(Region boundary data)

#####

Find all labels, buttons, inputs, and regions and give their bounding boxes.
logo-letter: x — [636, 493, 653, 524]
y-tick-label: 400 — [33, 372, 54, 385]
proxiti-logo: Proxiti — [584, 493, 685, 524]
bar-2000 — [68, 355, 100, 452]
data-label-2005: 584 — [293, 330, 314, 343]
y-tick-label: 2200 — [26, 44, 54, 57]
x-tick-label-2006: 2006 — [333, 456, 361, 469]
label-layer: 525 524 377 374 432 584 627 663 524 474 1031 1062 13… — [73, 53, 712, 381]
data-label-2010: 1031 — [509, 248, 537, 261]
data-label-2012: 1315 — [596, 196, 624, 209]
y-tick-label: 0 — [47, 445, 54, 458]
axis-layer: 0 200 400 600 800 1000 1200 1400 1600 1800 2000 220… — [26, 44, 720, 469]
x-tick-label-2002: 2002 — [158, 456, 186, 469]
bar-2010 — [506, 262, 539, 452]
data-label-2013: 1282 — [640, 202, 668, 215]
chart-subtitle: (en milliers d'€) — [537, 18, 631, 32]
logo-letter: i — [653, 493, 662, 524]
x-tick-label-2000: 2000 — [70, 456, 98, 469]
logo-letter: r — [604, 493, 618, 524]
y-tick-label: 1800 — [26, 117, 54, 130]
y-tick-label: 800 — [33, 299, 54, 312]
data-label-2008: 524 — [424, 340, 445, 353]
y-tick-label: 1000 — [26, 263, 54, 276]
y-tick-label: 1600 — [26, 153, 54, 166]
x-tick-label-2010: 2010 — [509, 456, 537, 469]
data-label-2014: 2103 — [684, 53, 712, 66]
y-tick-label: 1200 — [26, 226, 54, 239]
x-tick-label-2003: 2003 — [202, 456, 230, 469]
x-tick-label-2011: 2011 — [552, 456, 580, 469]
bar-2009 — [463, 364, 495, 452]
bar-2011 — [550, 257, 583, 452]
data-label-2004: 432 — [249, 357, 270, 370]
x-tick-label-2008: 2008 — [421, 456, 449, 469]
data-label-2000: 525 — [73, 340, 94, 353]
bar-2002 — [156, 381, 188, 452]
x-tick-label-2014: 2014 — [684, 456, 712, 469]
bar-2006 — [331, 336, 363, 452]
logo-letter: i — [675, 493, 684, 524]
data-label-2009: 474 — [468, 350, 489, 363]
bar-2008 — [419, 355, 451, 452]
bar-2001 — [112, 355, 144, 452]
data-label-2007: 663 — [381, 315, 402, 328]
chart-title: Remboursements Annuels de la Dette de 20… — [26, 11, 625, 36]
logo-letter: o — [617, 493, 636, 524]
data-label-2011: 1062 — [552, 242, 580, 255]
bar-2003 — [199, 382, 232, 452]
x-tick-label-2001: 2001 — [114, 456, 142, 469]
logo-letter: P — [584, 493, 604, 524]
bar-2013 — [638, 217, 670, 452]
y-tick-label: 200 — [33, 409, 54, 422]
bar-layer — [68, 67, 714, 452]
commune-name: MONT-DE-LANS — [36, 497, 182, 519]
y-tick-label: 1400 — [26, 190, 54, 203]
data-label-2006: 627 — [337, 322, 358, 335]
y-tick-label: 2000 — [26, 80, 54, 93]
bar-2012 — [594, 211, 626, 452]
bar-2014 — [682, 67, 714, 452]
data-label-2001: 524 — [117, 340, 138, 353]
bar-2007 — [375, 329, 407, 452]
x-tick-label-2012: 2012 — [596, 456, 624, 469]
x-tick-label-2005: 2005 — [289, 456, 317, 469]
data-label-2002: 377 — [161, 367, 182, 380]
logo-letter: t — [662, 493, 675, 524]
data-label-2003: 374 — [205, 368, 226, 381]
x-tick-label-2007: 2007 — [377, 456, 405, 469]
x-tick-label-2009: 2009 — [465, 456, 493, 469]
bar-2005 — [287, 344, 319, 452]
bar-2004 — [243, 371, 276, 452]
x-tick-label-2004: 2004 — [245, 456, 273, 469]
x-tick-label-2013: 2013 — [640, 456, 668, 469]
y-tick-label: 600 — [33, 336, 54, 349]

#####

Objective: Quote every line of the listing above word for word, in its original order.

Task response:
Find all labels, buttons, inputs, and regions and give their bounding boxes.
logo-letter: x — [636, 493, 653, 524]
y-tick-label: 400 — [33, 372, 54, 385]
proxiti-logo: Proxiti — [584, 493, 685, 524]
bar-2000 — [68, 355, 100, 452]
data-label-2005: 584 — [293, 330, 314, 343]
y-tick-label: 2200 — [26, 44, 54, 57]
x-tick-label-2006: 2006 — [333, 456, 361, 469]
label-layer: 525 524 377 374 432 584 627 663 524 474 1031 1062 13… — [73, 53, 712, 381]
data-label-2010: 1031 — [509, 248, 537, 261]
data-label-2012: 1315 — [596, 196, 624, 209]
y-tick-label: 0 — [47, 445, 54, 458]
axis-layer: 0 200 400 600 800 1000 1200 1400 1600 1800 2000 220… — [26, 44, 720, 469]
x-tick-label-2002: 2002 — [158, 456, 186, 469]
bar-2010 — [506, 262, 539, 452]
data-label-2013: 1282 — [640, 202, 668, 215]
chart-subtitle: (en milliers d'€) — [537, 18, 631, 32]
logo-letter: i — [653, 493, 662, 524]
x-tick-label-2000: 2000 — [70, 456, 98, 469]
logo-letter: r — [604, 493, 618, 524]
y-tick-label: 1800 — [26, 117, 54, 130]
y-tick-label: 800 — [33, 299, 54, 312]
data-label-2008: 524 — [424, 340, 445, 353]
y-tick-label: 1000 — [26, 263, 54, 276]
y-tick-label: 1600 — [26, 153, 54, 166]
x-tick-label-2010: 2010 — [509, 456, 537, 469]
data-label-2014: 2103 — [684, 53, 712, 66]
y-tick-label: 1200 — [26, 226, 54, 239]
x-tick-label-2003: 2003 — [202, 456, 230, 469]
x-tick-label-2011: 2011 — [552, 456, 580, 469]
bar-2009 — [463, 364, 495, 452]
bar-2011 — [550, 257, 583, 452]
data-label-2004: 432 — [249, 357, 270, 370]
x-tick-label-2008: 2008 — [421, 456, 449, 469]
data-label-2000: 525 — [73, 340, 94, 353]
bar-2002 — [156, 381, 188, 452]
x-tick-label-2014: 2014 — [684, 456, 712, 469]
bar-2006 — [331, 336, 363, 452]
logo-letter: i — [675, 493, 684, 524]
data-label-2009: 474 — [468, 350, 489, 363]
bar-2008 — [419, 355, 451, 452]
bar-2001 — [112, 355, 144, 452]
data-label-2007: 663 — [381, 315, 402, 328]
chart-title: Remboursements Annuels de la Dette de 20… — [26, 11, 625, 36]
logo-letter: o — [617, 493, 636, 524]
data-label-2011: 1062 — [552, 242, 580, 255]
bar-2003 — [199, 382, 232, 452]
x-tick-label-2001: 2001 — [114, 456, 142, 469]
logo-letter: P — [584, 493, 604, 524]
bar-2013 — [638, 217, 670, 452]
y-tick-label: 200 — [33, 409, 54, 422]
bar-layer — [68, 67, 714, 452]
commune-name: MONT-DE-LANS — [36, 497, 182, 519]
y-tick-label: 1400 — [26, 190, 54, 203]
data-label-2006: 627 — [337, 322, 358, 335]
y-tick-label: 2000 — [26, 80, 54, 93]
bar-2012 — [594, 211, 626, 452]
bar-2014 — [682, 67, 714, 452]
data-label-2001: 524 — [117, 340, 138, 353]
bar-2007 — [375, 329, 407, 452]
x-tick-label-2012: 2012 — [596, 456, 624, 469]
x-tick-label-2005: 2005 — [289, 456, 317, 469]
data-label-2002: 377 — [161, 367, 182, 380]
logo-letter: t — [662, 493, 675, 524]
data-label-2003: 374 — [205, 368, 226, 381]
x-tick-label-2007: 2007 — [377, 456, 405, 469]
x-tick-label-2009: 2009 — [465, 456, 493, 469]
bar-2005 — [287, 344, 319, 452]
bar-2004 — [243, 371, 276, 452]
x-tick-label-2004: 2004 — [245, 456, 273, 469]
x-tick-label-2013: 2013 — [640, 456, 668, 469]
y-tick-label: 600 — [33, 336, 54, 349]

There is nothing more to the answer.